_Job:_ Output every entry exactly as written.

_Provided information:_
+-------+

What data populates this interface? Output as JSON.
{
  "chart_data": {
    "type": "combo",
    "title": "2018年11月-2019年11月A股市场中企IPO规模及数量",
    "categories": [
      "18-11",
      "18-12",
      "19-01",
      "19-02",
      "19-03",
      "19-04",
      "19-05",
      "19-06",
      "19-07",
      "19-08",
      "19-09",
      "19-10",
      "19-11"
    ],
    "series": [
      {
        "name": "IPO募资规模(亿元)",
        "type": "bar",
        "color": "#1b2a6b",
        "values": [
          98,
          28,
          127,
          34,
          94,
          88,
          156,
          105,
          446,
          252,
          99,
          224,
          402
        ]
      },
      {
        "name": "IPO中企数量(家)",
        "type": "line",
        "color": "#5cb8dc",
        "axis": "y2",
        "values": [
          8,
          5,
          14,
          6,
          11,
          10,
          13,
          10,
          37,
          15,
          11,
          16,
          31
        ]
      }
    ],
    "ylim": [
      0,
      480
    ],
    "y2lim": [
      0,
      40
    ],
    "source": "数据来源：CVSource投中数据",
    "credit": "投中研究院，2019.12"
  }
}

+-------+

_Expected answer:_
What data populates this interface? Output as JSON.
{
  "chart_data": {
    "type": "combo",
    "title": "2018年11月-2019年11月A股市场中企IPO规模及数量",
    "categories": [
      "18-11",
      "18-12",
      "19-01",
      "19-02",
      "19-03",
      "19-04",
      "19-05",
      "19-06",
      "19-07",
      "19-08",
      "19-09",
      "19-10",
      "19-11"
    ],
    "series": [
      {
        "name": "IPO募资规模(亿元)",
        "type": "bar",
        "color": "#1b2a6b",
        "values": [
          98,
          28,
          127,
          34,
          94,
          88,
          156,
          105,
          446,
          252,
          99,
          224,
          402
        ]
      },
      {
        "name": "IPO中企数量(家)",
        "type": "line",
        "color": "#5cb8dc",
        "axis": "y2",
        "values": [
          8,
          5,
          14,
          6,
          11,
          10,
          13,
          10,
          37,
          15,
          11,
          16,
          31
        ]
      }
    ],
    "ylim": [
      0,
      480
    ],
    "y2lim": [
      0,
      40
    ],
    "source": "数据来源：CVSource投中数据",
    "credit": "投中研究院，2019.12"
  }
}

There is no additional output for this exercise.